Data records

§

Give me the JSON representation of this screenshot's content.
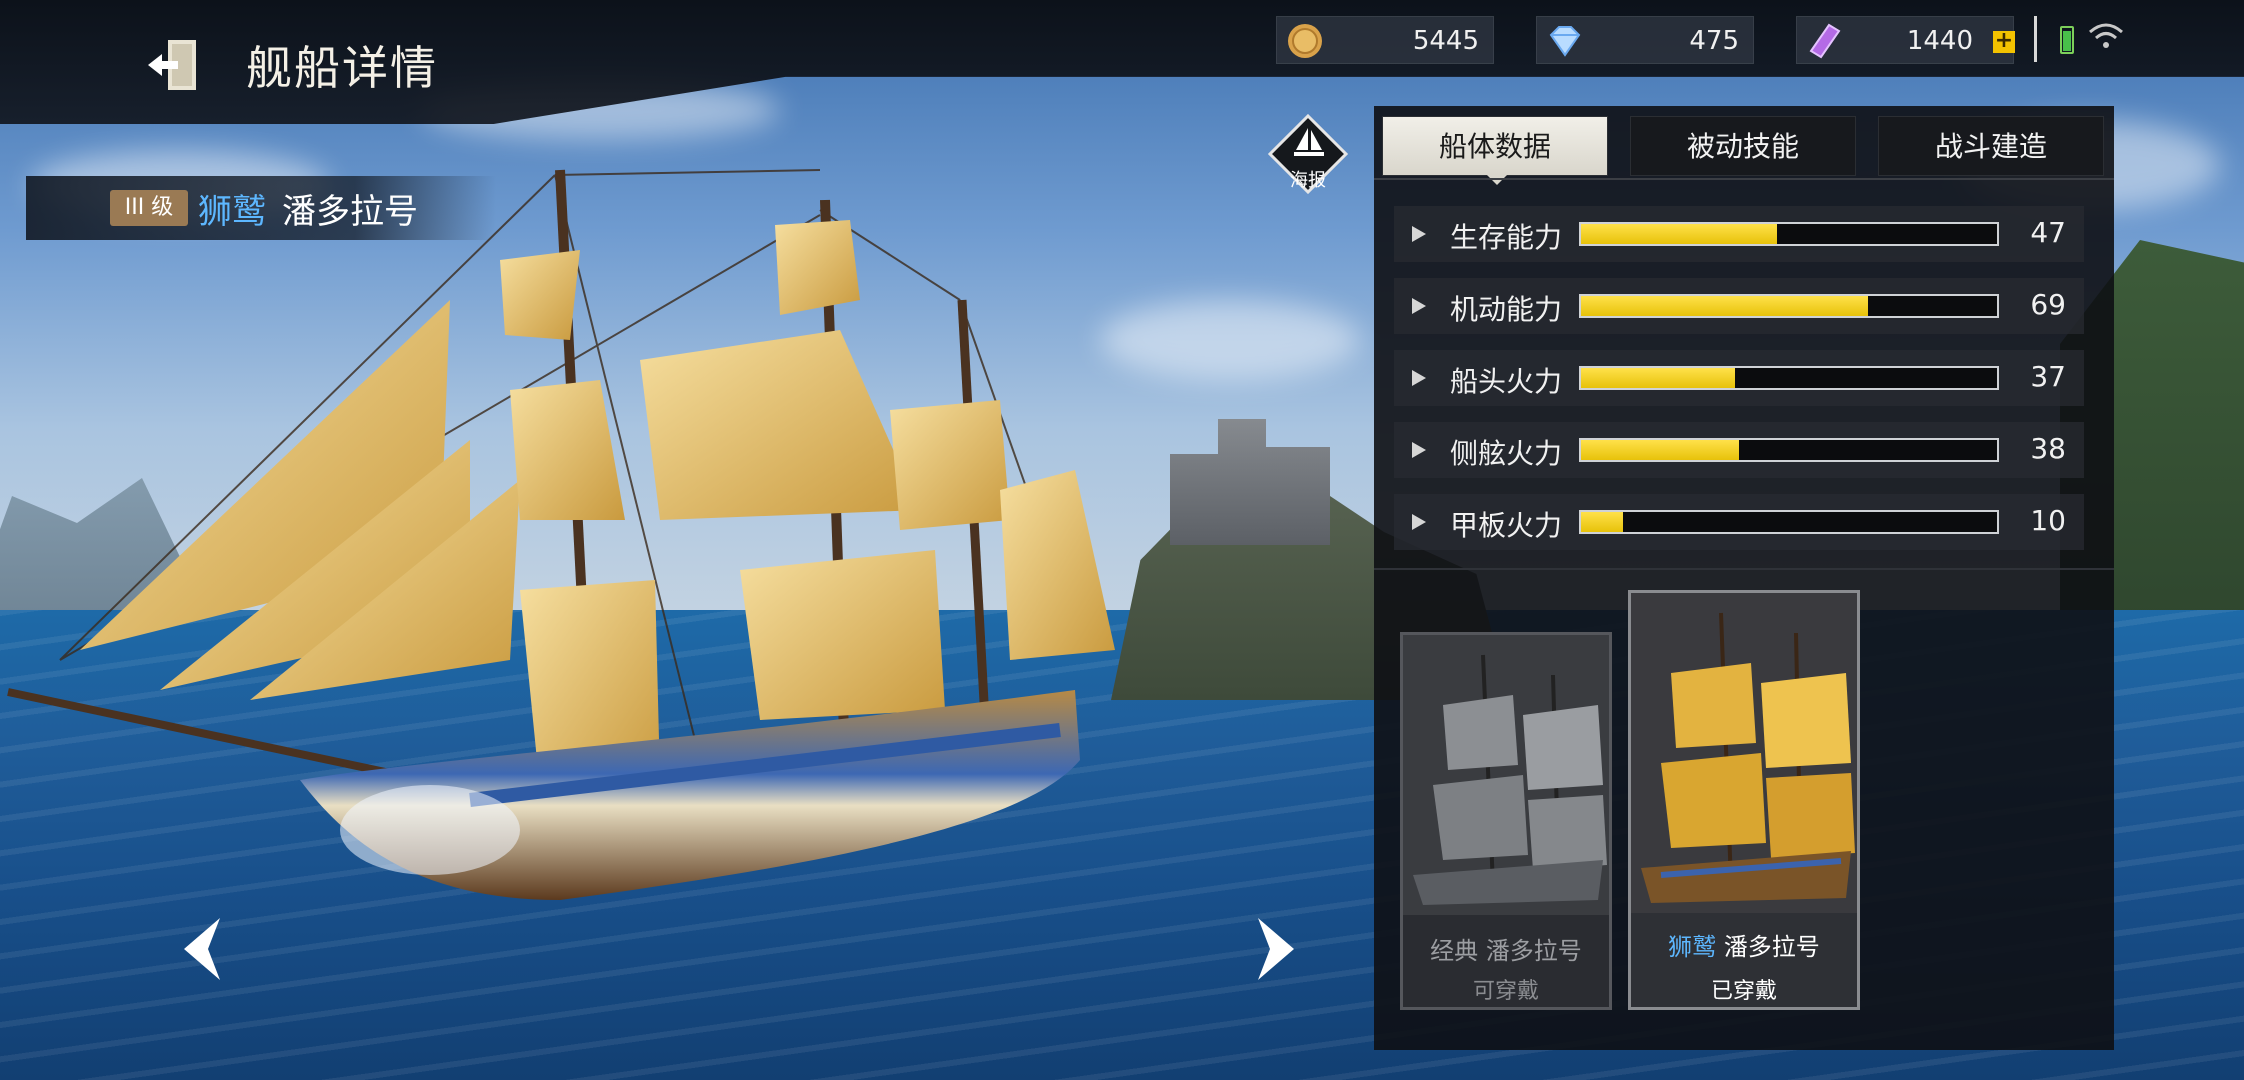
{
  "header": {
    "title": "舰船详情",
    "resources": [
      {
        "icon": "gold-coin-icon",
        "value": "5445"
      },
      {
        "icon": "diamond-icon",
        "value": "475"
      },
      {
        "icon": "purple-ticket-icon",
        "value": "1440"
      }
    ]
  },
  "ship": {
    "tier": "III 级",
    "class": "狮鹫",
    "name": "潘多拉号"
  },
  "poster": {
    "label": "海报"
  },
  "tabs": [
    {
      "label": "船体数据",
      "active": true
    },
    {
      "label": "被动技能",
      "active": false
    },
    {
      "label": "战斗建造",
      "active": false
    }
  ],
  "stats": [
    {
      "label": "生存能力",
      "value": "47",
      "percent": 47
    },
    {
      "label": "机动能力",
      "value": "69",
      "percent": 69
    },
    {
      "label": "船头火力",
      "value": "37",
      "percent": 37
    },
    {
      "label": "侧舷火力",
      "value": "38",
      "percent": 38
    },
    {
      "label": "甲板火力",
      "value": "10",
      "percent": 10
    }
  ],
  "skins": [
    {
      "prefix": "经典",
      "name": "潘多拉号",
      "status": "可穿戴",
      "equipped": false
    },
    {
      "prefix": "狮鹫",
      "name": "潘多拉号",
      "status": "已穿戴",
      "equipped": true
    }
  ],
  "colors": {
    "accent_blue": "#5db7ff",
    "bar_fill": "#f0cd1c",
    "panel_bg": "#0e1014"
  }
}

§

## Task instructions
Read the entries and pick out all lines that include the word "value".

## Output of the exercise
        "value": "5445"
        "value": "475"
        "value": "1440"
      "value": "47",
      "value": "69",
      "value": "37",
      "value": "38",
      "value": "10",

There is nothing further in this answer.